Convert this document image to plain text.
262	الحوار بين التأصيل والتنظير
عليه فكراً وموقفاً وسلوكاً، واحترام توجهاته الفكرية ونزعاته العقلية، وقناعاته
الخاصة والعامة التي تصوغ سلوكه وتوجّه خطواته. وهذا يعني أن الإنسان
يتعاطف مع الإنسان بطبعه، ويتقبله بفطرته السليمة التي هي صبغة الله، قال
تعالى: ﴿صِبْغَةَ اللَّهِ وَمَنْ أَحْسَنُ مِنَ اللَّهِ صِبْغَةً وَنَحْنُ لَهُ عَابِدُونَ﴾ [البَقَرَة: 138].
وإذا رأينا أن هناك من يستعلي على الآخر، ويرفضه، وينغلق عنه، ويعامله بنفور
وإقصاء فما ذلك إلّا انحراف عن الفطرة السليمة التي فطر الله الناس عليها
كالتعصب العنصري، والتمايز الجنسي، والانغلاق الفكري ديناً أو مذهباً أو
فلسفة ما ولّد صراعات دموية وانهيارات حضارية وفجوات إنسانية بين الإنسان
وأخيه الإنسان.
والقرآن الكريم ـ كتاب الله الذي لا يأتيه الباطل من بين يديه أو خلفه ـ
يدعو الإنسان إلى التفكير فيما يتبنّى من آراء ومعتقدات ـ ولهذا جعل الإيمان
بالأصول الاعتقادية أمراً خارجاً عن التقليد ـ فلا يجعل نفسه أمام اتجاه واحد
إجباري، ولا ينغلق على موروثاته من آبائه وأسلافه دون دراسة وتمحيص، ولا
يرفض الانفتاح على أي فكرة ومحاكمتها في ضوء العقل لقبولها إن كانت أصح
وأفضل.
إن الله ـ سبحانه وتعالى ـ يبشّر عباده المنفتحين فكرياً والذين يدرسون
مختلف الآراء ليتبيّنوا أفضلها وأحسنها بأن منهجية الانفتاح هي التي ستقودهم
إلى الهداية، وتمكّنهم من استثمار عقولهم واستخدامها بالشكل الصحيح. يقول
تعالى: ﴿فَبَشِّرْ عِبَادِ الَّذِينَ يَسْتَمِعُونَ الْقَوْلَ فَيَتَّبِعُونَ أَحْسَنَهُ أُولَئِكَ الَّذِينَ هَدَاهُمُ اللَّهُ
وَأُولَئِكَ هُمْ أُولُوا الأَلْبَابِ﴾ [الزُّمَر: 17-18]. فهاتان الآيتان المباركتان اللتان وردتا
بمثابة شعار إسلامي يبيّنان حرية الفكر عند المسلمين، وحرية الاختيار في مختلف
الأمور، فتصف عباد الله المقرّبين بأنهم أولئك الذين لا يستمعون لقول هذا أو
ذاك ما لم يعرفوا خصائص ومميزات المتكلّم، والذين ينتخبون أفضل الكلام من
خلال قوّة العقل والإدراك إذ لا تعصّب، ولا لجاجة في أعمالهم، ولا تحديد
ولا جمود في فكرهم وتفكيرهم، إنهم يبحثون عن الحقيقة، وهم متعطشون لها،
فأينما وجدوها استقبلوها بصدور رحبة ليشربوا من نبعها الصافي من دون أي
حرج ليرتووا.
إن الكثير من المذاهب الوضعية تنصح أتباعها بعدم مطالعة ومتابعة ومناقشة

┄┄┄┄┄┄┄┄┄┄┄┄┄┄┄┄┄┄┄┄

• Required work: Each record above must be given again exactly.

• Solution below:
Convert this document image to plain text.
262	الحوار بين التأصيل والتنظير
عليه فكراً وموقفاً وسلوكاً، واحترام توجهاته الفكرية ونزعاته العقلية، وقناعاته
الخاصة والعامة التي تصوغ سلوكه وتوجّه خطواته. وهذا يعني أن الإنسان
يتعاطف مع الإنسان بطبعه، ويتقبله بفطرته السليمة التي هي صبغة الله، قال
تعالى: ﴿صِبْغَةَ اللَّهِ وَمَنْ أَحْسَنُ مِنَ اللَّهِ صِبْغَةً وَنَحْنُ لَهُ عَابِدُونَ﴾ [البَقَرَة: 138].
وإذا رأينا أن هناك من يستعلي على الآخر، ويرفضه، وينغلق عنه، ويعامله بنفور
وإقصاء فما ذلك إلّا انحراف عن الفطرة السليمة التي فطر الله الناس عليها
كالتعصب العنصري، والتمايز الجنسي، والانغلاق الفكري ديناً أو مذهباً أو
فلسفة ما ولّد صراعات دموية وانهيارات حضارية وفجوات إنسانية بين الإنسان
وأخيه الإنسان.
والقرآن الكريم ـ كتاب الله الذي لا يأتيه الباطل من بين يديه أو خلفه ـ
يدعو الإنسان إلى التفكير فيما يتبنّى من آراء ومعتقدات ـ ولهذا جعل الإيمان
بالأصول الاعتقادية أمراً خارجاً عن التقليد ـ فلا يجعل نفسه أمام اتجاه واحد
إجباري، ولا ينغلق على موروثاته من آبائه وأسلافه دون دراسة وتمحيص، ولا
يرفض الانفتاح على أي فكرة ومحاكمتها في ضوء العقل لقبولها إن كانت أصح
وأفضل.
إن الله ـ سبحانه وتعالى ـ يبشّر عباده المنفتحين فكرياً والذين يدرسون
مختلف الآراء ليتبيّنوا أفضلها وأحسنها بأن منهجية الانفتاح هي التي ستقودهم
إلى الهداية، وتمكّنهم من استثمار عقولهم واستخدامها بالشكل الصحيح. يقول
تعالى: ﴿فَبَشِّرْ عِبَادِ الَّذِينَ يَسْتَمِعُونَ الْقَوْلَ فَيَتَّبِعُونَ أَحْسَنَهُ أُولَئِكَ الَّذِينَ هَدَاهُمُ اللَّهُ
وَأُولَئِكَ هُمْ أُولُوا الأَلْبَابِ﴾ [الزُّمَر: 17-18]. فهاتان الآيتان المباركتان اللتان وردتا
بمثابة شعار إسلامي يبيّنان حرية الفكر عند المسلمين، وحرية الاختيار في مختلف
الأمور، فتصف عباد الله المقرّبين بأنهم أولئك الذين لا يستمعون لقول هذا أو
ذاك ما لم يعرفوا خصائص ومميزات المتكلّم، والذين ينتخبون أفضل الكلام من
خلال قوّة العقل والإدراك إذ لا تعصّب، ولا لجاجة في أعمالهم، ولا تحديد
ولا جمود في فكرهم وتفكيرهم، إنهم يبحثون عن الحقيقة، وهم متعطشون لها،
فأينما وجدوها استقبلوها بصدور رحبة ليشربوا من نبعها الصافي من دون أي
حرج ليرتووا.
إن الكثير من المذاهب الوضعية تنصح أتباعها بعدم مطالعة ومتابعة ومناقشة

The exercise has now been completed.